:: INPUT ROWS

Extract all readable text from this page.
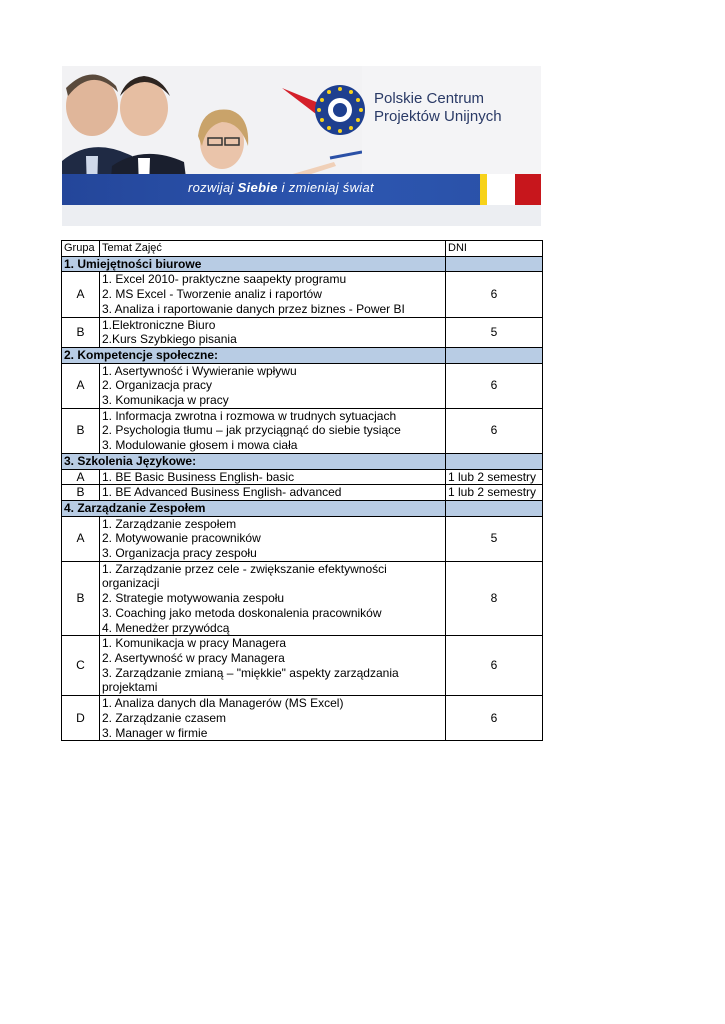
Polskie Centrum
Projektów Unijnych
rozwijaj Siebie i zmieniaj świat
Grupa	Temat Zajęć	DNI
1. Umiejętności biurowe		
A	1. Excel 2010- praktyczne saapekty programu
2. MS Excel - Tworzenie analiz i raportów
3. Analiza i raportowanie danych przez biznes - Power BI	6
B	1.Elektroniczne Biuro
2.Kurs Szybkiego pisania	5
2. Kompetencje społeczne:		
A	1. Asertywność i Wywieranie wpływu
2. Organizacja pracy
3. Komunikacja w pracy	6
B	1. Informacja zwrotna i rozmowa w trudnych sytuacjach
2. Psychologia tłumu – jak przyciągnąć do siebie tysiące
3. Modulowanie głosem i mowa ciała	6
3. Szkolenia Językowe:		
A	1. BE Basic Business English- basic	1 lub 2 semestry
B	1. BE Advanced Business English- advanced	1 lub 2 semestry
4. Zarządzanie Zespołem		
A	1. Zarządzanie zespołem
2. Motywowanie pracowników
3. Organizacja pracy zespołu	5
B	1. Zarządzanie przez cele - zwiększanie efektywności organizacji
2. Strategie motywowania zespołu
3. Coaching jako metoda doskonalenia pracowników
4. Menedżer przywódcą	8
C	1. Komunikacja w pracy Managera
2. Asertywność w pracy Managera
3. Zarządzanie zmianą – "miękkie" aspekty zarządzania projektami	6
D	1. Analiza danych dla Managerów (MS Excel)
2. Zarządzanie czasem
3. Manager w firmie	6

::::

EXERCISE –
Report every line containing the word "English" from the listing above.

ANSWER TO THIS TASK –
A	1. BE Basic Business English- basic	1 lub 2 semestry
B	1. BE Advanced Business English- advanced	1 lub 2 semestry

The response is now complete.